• _Given problem_
Pictures should be excluded; otherwise, copy every entry exactly.

• _Excerpted records_
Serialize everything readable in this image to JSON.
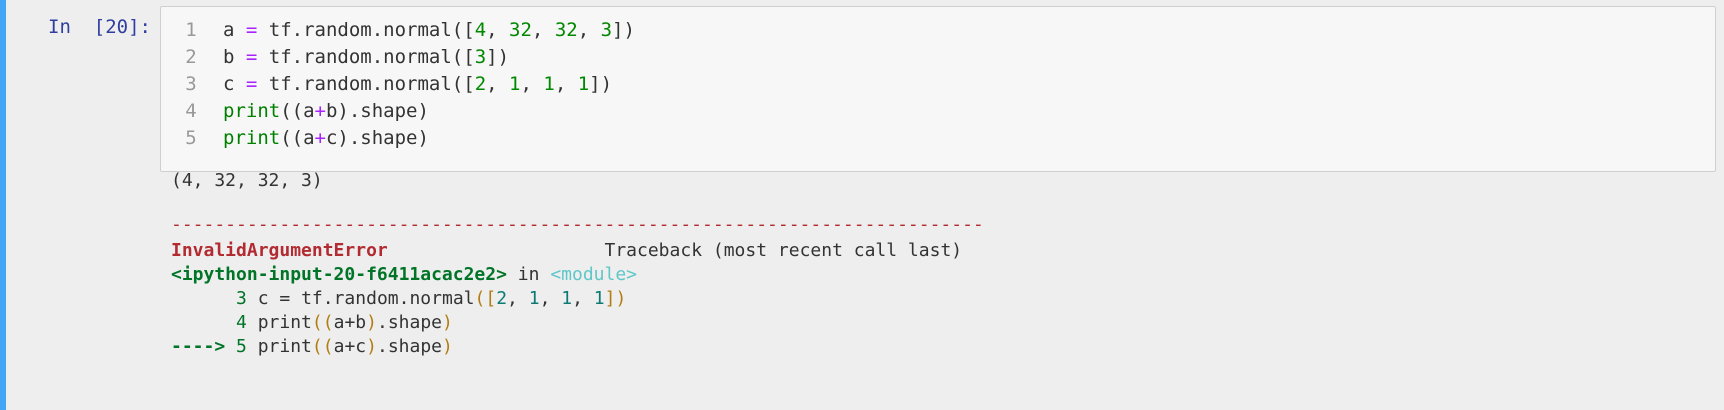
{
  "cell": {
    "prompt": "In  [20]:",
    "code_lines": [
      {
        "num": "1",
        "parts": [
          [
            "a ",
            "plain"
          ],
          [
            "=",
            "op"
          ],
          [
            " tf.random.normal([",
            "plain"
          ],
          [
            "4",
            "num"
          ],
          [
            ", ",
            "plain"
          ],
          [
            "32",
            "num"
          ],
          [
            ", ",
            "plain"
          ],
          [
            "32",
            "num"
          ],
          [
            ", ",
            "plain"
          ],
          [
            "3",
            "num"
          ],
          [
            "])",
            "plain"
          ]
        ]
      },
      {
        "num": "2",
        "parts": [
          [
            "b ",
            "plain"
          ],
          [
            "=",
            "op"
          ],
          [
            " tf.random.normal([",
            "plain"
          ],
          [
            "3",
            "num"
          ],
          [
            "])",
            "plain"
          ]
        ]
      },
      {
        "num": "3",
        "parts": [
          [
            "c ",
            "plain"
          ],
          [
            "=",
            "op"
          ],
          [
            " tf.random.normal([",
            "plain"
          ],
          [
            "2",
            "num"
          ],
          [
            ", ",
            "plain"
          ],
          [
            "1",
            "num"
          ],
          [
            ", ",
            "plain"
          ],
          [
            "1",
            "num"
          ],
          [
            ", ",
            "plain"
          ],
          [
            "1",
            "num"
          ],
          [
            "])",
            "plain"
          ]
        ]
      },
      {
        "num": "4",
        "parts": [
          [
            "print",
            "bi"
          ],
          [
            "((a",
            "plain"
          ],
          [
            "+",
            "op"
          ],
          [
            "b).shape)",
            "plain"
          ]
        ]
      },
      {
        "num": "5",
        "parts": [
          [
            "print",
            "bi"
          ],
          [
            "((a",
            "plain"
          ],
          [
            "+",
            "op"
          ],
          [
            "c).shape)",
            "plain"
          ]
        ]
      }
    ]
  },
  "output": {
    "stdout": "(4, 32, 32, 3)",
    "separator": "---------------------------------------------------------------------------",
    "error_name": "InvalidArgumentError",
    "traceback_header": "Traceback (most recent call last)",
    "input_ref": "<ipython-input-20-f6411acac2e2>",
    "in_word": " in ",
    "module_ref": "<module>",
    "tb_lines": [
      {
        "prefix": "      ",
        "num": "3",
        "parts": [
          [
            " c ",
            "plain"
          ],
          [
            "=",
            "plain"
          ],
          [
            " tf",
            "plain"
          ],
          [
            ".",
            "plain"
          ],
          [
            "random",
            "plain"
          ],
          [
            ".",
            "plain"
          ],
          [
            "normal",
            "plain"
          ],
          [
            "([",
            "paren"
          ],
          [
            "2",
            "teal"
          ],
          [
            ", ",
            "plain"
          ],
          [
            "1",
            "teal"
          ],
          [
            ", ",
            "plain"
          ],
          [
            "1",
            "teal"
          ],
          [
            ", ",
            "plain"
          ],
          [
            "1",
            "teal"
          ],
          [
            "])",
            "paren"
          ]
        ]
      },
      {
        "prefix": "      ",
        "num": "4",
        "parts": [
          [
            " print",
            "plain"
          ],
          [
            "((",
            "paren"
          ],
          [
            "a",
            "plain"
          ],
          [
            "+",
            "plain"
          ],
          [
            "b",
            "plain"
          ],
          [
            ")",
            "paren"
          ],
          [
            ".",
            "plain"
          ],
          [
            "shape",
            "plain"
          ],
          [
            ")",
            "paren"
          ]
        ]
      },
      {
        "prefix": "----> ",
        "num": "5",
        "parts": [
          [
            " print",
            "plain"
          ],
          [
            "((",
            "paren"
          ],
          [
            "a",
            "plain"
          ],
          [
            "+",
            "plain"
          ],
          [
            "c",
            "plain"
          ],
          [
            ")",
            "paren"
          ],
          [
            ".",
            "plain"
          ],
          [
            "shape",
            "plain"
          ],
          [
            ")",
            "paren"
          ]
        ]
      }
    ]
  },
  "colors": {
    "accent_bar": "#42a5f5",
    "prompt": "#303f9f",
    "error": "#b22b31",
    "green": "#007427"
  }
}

• _Full response_
Serialize everything readable in this image to JSON.
{
  "cell": {
    "prompt": "In  [20]:",
    "code_lines": [
      {
        "num": "1",
        "parts": [
          [
            "a ",
            "plain"
          ],
          [
            "=",
            "op"
          ],
          [
            " tf.random.normal([",
            "plain"
          ],
          [
            "4",
            "num"
          ],
          [
            ", ",
            "plain"
          ],
          [
            "32",
            "num"
          ],
          [
            ", ",
            "plain"
          ],
          [
            "32",
            "num"
          ],
          [
            ", ",
            "plain"
          ],
          [
            "3",
            "num"
          ],
          [
            "])",
            "plain"
          ]
        ]
      },
      {
        "num": "2",
        "parts": [
          [
            "b ",
            "plain"
          ],
          [
            "=",
            "op"
          ],
          [
            " tf.random.normal([",
            "plain"
          ],
          [
            "3",
            "num"
          ],
          [
            "])",
            "plain"
          ]
        ]
      },
      {
        "num": "3",
        "parts": [
          [
            "c ",
            "plain"
          ],
          [
            "=",
            "op"
          ],
          [
            " tf.random.normal([",
            "plain"
          ],
          [
            "2",
            "num"
          ],
          [
            ", ",
            "plain"
          ],
          [
            "1",
            "num"
          ],
          [
            ", ",
            "plain"
          ],
          [
            "1",
            "num"
          ],
          [
            ", ",
            "plain"
          ],
          [
            "1",
            "num"
          ],
          [
            "])",
            "plain"
          ]
        ]
      },
      {
        "num": "4",
        "parts": [
          [
            "print",
            "bi"
          ],
          [
            "((a",
            "plain"
          ],
          [
            "+",
            "op"
          ],
          [
            "b).shape)",
            "plain"
          ]
        ]
      },
      {
        "num": "5",
        "parts": [
          [
            "print",
            "bi"
          ],
          [
            "((a",
            "plain"
          ],
          [
            "+",
            "op"
          ],
          [
            "c).shape)",
            "plain"
          ]
        ]
      }
    ]
  },
  "output": {
    "stdout": "(4, 32, 32, 3)",
    "separator": "---------------------------------------------------------------------------",
    "error_name": "InvalidArgumentError",
    "traceback_header": "Traceback (most recent call last)",
    "input_ref": "<ipython-input-20-f6411acac2e2>",
    "in_word": " in ",
    "module_ref": "<module>",
    "tb_lines": [
      {
        "prefix": "      ",
        "num": "3",
        "parts": [
          [
            " c ",
            "plain"
          ],
          [
            "=",
            "plain"
          ],
          [
            " tf",
            "plain"
          ],
          [
            ".",
            "plain"
          ],
          [
            "random",
            "plain"
          ],
          [
            ".",
            "plain"
          ],
          [
            "normal",
            "plain"
          ],
          [
            "([",
            "paren"
          ],
          [
            "2",
            "teal"
          ],
          [
            ", ",
            "plain"
          ],
          [
            "1",
            "teal"
          ],
          [
            ", ",
            "plain"
          ],
          [
            "1",
            "teal"
          ],
          [
            ", ",
            "plain"
          ],
          [
            "1",
            "teal"
          ],
          [
            "])",
            "paren"
          ]
        ]
      },
      {
        "prefix": "      ",
        "num": "4",
        "parts": [
          [
            " print",
            "plain"
          ],
          [
            "((",
            "paren"
          ],
          [
            "a",
            "plain"
          ],
          [
            "+",
            "plain"
          ],
          [
            "b",
            "plain"
          ],
          [
            ")",
            "paren"
          ],
          [
            ".",
            "plain"
          ],
          [
            "shape",
            "plain"
          ],
          [
            ")",
            "paren"
          ]
        ]
      },
      {
        "prefix": "----> ",
        "num": "5",
        "parts": [
          [
            " print",
            "plain"
          ],
          [
            "((",
            "paren"
          ],
          [
            "a",
            "plain"
          ],
          [
            "+",
            "plain"
          ],
          [
            "c",
            "plain"
          ],
          [
            ")",
            "paren"
          ],
          [
            ".",
            "plain"
          ],
          [
            "shape",
            "plain"
          ],
          [
            ")",
            "paren"
          ]
        ]
      }
    ]
  },
  "colors": {
    "accent_bar": "#42a5f5",
    "prompt": "#303f9f",
    "error": "#b22b31",
    "green": "#007427"
  }
}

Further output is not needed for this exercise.